- Problem to solve:
Look through the material and copy each line holding "from".

- Input for this task:
■ ■ ■ ■ ■
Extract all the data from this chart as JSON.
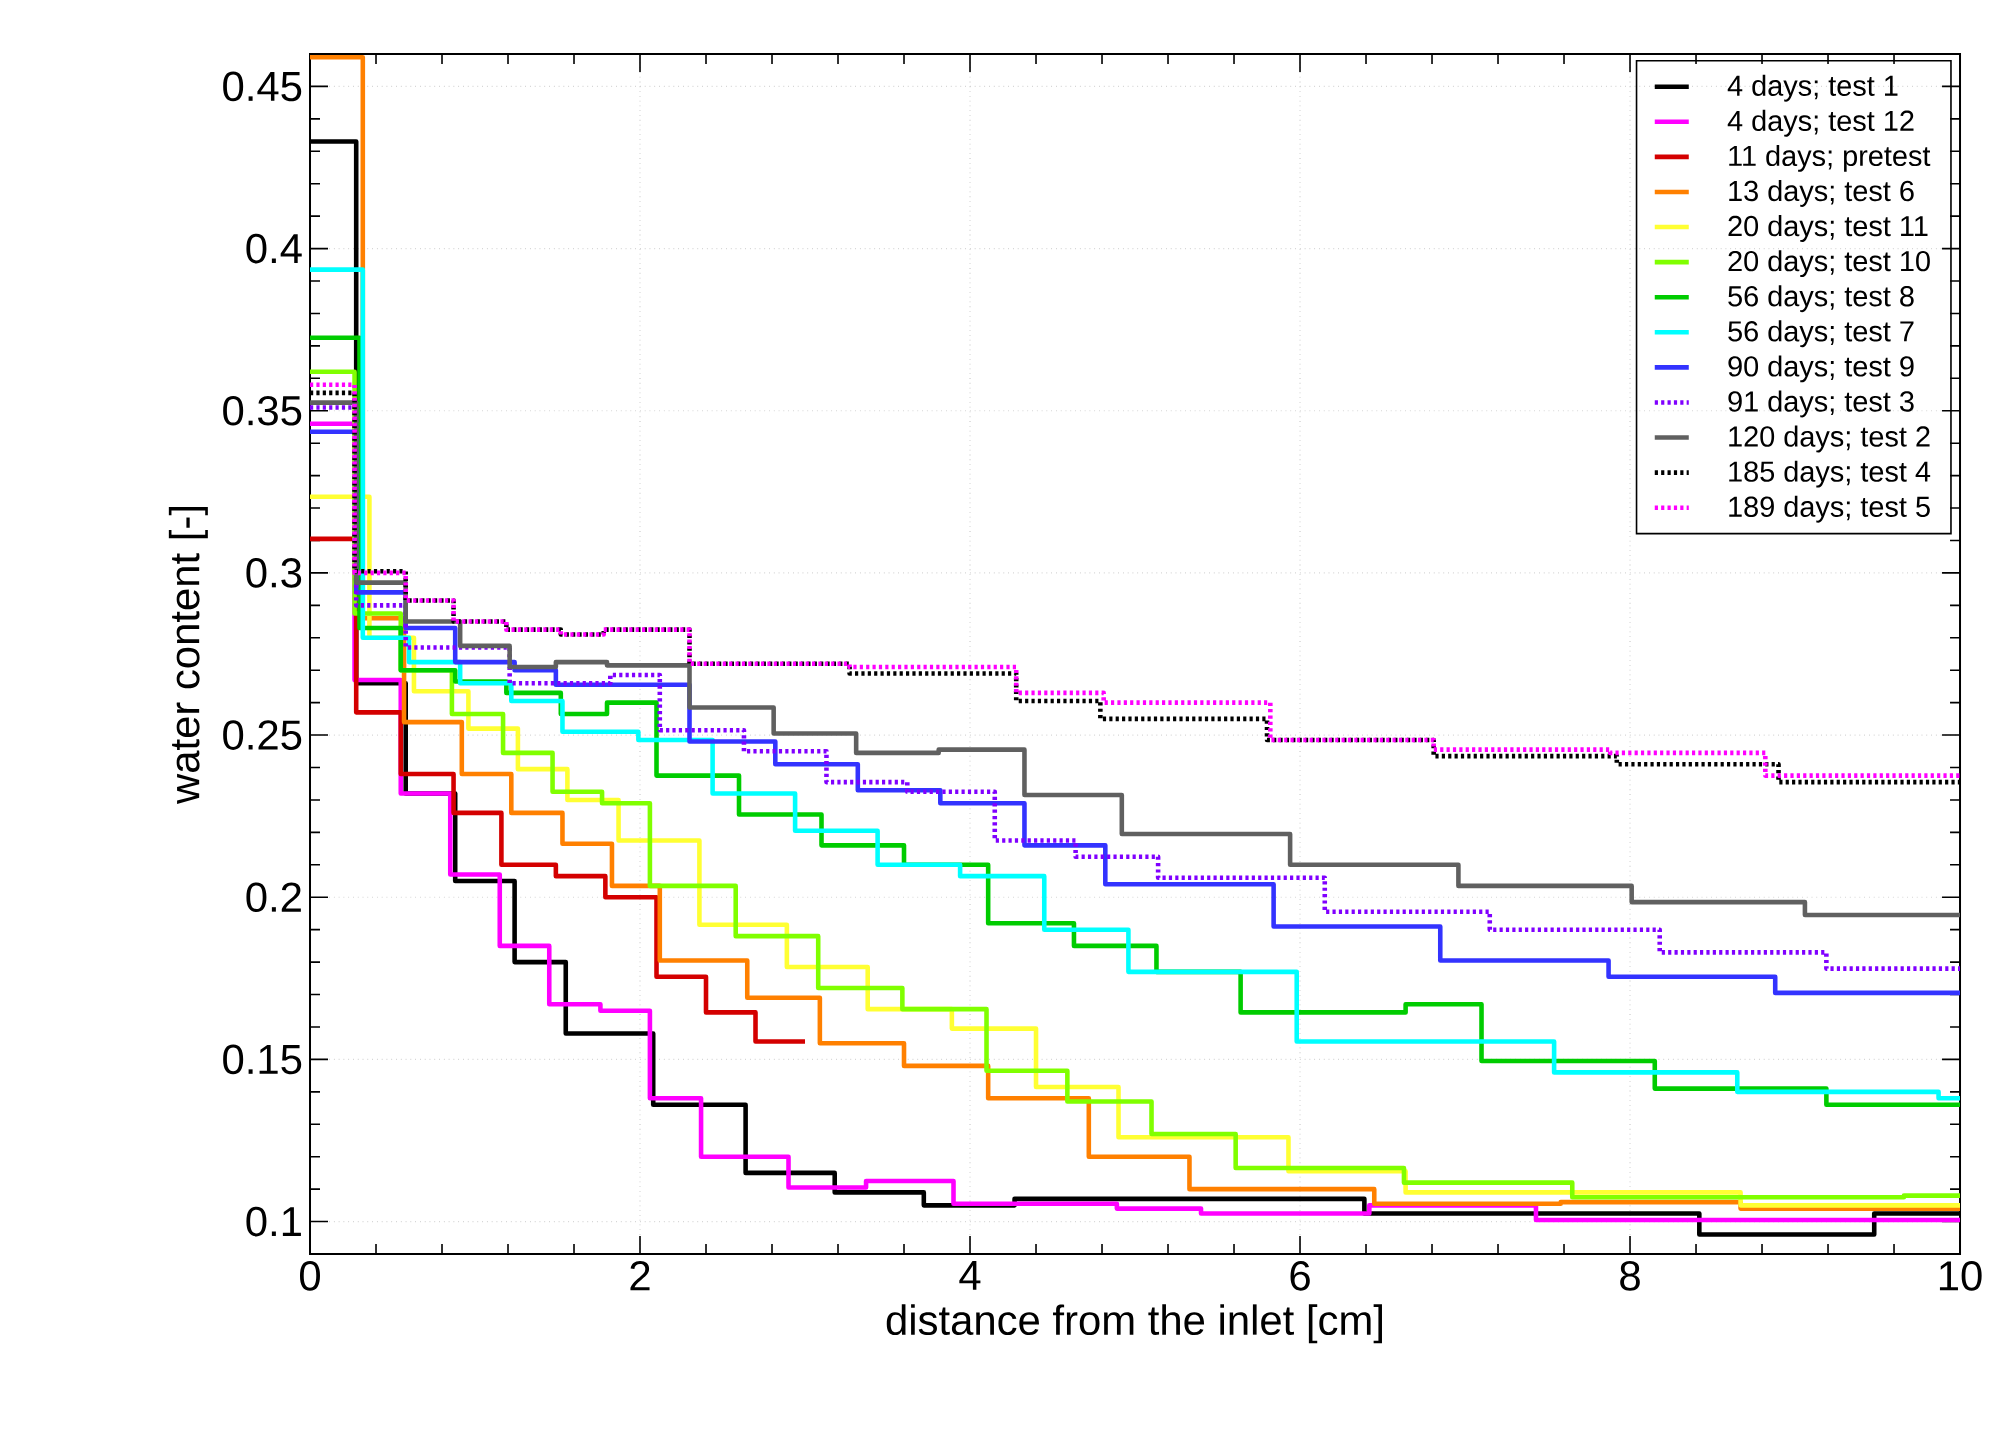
{
  "chart_data": {
    "type": "step",
    "xlabel": "distance from the inlet [cm]",
    "ylabel": "water content [-]",
    "xlim": [
      0,
      10
    ],
    "ylim": [
      0.09,
      0.46
    ],
    "xticks": [
      0,
      2,
      4,
      6,
      8,
      10
    ],
    "yticks": [
      0.1,
      0.15,
      0.2,
      0.25,
      0.3,
      0.35,
      0.4,
      0.45
    ],
    "grid": true,
    "legend": "top right",
    "series": [
      {
        "name": "4 days; test 1",
        "color": "#000000",
        "x": [
          0,
          0.28,
          0.58,
          0.88,
          1.24,
          1.55,
          2.08,
          2.64,
          3.18,
          3.72,
          4.27,
          6.39,
          8.42,
          9.48,
          10
        ],
        "values": [
          0.433,
          0.266,
          0.232,
          0.205,
          0.18,
          0.158,
          0.136,
          0.115,
          0.109,
          0.105,
          0.107,
          0.1025,
          0.096,
          0.1025,
          0.1025
        ]
      },
      {
        "name": "4 days; test 12",
        "color": "#ff00ff",
        "x": [
          0,
          0.27,
          0.55,
          0.85,
          1.15,
          1.45,
          1.76,
          2.06,
          2.37,
          2.9,
          3.37,
          3.9,
          4.89,
          5.4,
          6.42,
          7.43,
          10
        ],
        "values": [
          0.346,
          0.267,
          0.232,
          0.207,
          0.185,
          0.167,
          0.165,
          0.138,
          0.12,
          0.1105,
          0.1125,
          0.1055,
          0.104,
          0.1025,
          0.105,
          0.1005,
          0.1005
        ]
      },
      {
        "name": "11 days; pretest",
        "color": "#d40000",
        "x": [
          0,
          0.28,
          0.55,
          0.87,
          1.16,
          1.49,
          1.79,
          2.1,
          2.4,
          2.7,
          3.0
        ],
        "values": [
          0.3105,
          0.257,
          0.238,
          0.226,
          0.21,
          0.2065,
          0.2,
          0.1755,
          0.1645,
          0.1555,
          0.1555
        ]
      },
      {
        "name": "13 days; test 6",
        "color": "#ff8000",
        "x": [
          0,
          0.32,
          0.57,
          0.92,
          1.22,
          1.53,
          1.83,
          2.12,
          2.65,
          3.09,
          3.6,
          4.11,
          4.72,
          5.33,
          6.45,
          7.58,
          8.67,
          10
        ],
        "values": [
          0.459,
          0.286,
          0.254,
          0.238,
          0.226,
          0.2165,
          0.2035,
          0.1805,
          0.169,
          0.155,
          0.148,
          0.138,
          0.12,
          0.11,
          0.1055,
          0.106,
          0.104,
          0.104
        ]
      },
      {
        "name": "20 days; test 11",
        "color": "#ffff33",
        "x": [
          0,
          0.36,
          0.63,
          0.96,
          1.26,
          1.56,
          1.87,
          2.36,
          2.89,
          3.38,
          3.89,
          4.4,
          4.9,
          5.93,
          6.64,
          8.67,
          10
        ],
        "values": [
          0.3235,
          0.28,
          0.2635,
          0.252,
          0.2395,
          0.23,
          0.2175,
          0.1915,
          0.1785,
          0.1655,
          0.1595,
          0.1415,
          0.126,
          0.1155,
          0.109,
          0.105,
          0.105
        ]
      },
      {
        "name": "20 days; test 10",
        "color": "#80ff00",
        "x": [
          0,
          0.27,
          0.55,
          0.86,
          1.17,
          1.47,
          1.77,
          2.06,
          2.58,
          3.08,
          3.59,
          4.1,
          4.59,
          5.1,
          5.61,
          6.63,
          7.65,
          9.66,
          10
        ],
        "values": [
          0.362,
          0.2875,
          0.27,
          0.2565,
          0.2445,
          0.2325,
          0.229,
          0.2035,
          0.188,
          0.172,
          0.1655,
          0.1465,
          0.137,
          0.127,
          0.1165,
          0.112,
          0.1075,
          0.108,
          0.108
        ]
      },
      {
        "name": "56 days; test 8",
        "color": "#00cc00",
        "x": [
          0,
          0.3,
          0.55,
          0.88,
          1.19,
          1.52,
          1.8,
          2.1,
          2.6,
          3.1,
          3.6,
          4.11,
          4.63,
          5.13,
          5.64,
          6.64,
          7.1,
          8.15,
          9.19,
          10
        ],
        "values": [
          0.3725,
          0.283,
          0.27,
          0.2665,
          0.263,
          0.2565,
          0.26,
          0.2375,
          0.2255,
          0.216,
          0.21,
          0.192,
          0.185,
          0.177,
          0.1645,
          0.167,
          0.1495,
          0.141,
          0.136,
          0.136
        ]
      },
      {
        "name": "56 days; test 7",
        "color": "#00ffff",
        "x": [
          0,
          0.32,
          0.6,
          0.91,
          1.22,
          1.53,
          1.99,
          2.44,
          2.94,
          3.44,
          3.94,
          4.45,
          4.96,
          5.98,
          7.54,
          8.65,
          9.87,
          10
        ],
        "values": [
          0.3935,
          0.28,
          0.2725,
          0.266,
          0.2605,
          0.251,
          0.2485,
          0.232,
          0.2205,
          0.21,
          0.2065,
          0.19,
          0.177,
          0.1555,
          0.146,
          0.14,
          0.138,
          0.138
        ]
      },
      {
        "name": "90 days; test 9",
        "color": "#3333ff",
        "x": [
          0,
          0.28,
          0.58,
          0.88,
          1.24,
          1.49,
          2.3,
          2.82,
          3.32,
          3.82,
          4.33,
          4.82,
          5.84,
          6.85,
          7.87,
          8.88,
          10
        ],
        "values": [
          0.3435,
          0.294,
          0.283,
          0.2725,
          0.27,
          0.2655,
          0.248,
          0.241,
          0.233,
          0.229,
          0.216,
          0.204,
          0.191,
          0.1805,
          0.1755,
          0.1705,
          0.1705
        ]
      },
      {
        "name": "91 days; test 3",
        "color": "#8000ff",
        "line_style": "dotted",
        "x": [
          0,
          0.28,
          0.58,
          1.21,
          1.82,
          2.12,
          2.63,
          3.13,
          3.62,
          4.15,
          4.64,
          5.14,
          6.15,
          7.15,
          8.18,
          9.19,
          10
        ],
        "values": [
          0.351,
          0.29,
          0.277,
          0.266,
          0.2685,
          0.2515,
          0.245,
          0.2355,
          0.2325,
          0.2175,
          0.2125,
          0.206,
          0.1955,
          0.19,
          0.183,
          0.178,
          0.178
        ]
      },
      {
        "name": "120 days; test 2",
        "color": "#606060",
        "x": [
          0,
          0.28,
          0.58,
          0.91,
          1.21,
          1.49,
          1.8,
          2.3,
          2.81,
          3.31,
          3.81,
          4.33,
          4.92,
          5.94,
          6.96,
          8.01,
          9.06,
          10
        ],
        "values": [
          0.3525,
          0.297,
          0.285,
          0.2775,
          0.271,
          0.2725,
          0.2715,
          0.2585,
          0.2505,
          0.2445,
          0.2455,
          0.2315,
          0.2195,
          0.21,
          0.2035,
          0.1985,
          0.1945,
          0.1945
        ]
      },
      {
        "name": "185 days; test 4",
        "color": "#000000",
        "line_style": "dotted",
        "x": [
          0,
          0.27,
          0.58,
          0.87,
          1.19,
          1.52,
          1.78,
          2.3,
          3.27,
          4.28,
          4.79,
          5.8,
          6.81,
          7.92,
          8.9,
          10
        ],
        "values": [
          0.3555,
          0.3005,
          0.2915,
          0.285,
          0.2825,
          0.281,
          0.2825,
          0.272,
          0.269,
          0.2605,
          0.255,
          0.2485,
          0.2435,
          0.241,
          0.2355,
          0.2355
        ]
      },
      {
        "name": "189 days; test 5",
        "color": "#ff00ff",
        "line_style": "dotted",
        "x": [
          0,
          0.27,
          0.58,
          0.87,
          1.19,
          1.52,
          1.78,
          2.3,
          3.27,
          4.28,
          4.81,
          5.82,
          6.81,
          7.88,
          8.82,
          10
        ],
        "values": [
          0.358,
          0.3,
          0.2915,
          0.285,
          0.2825,
          0.281,
          0.2825,
          0.272,
          0.271,
          0.263,
          0.26,
          0.2485,
          0.2455,
          0.2445,
          0.2375,
          0.2375
        ]
      }
    ]
  }
}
■ ■ ■ ■ ■
- In response:
Extract all the data from this chart as JSON.
    "xlabel": "distance from the inlet [cm]",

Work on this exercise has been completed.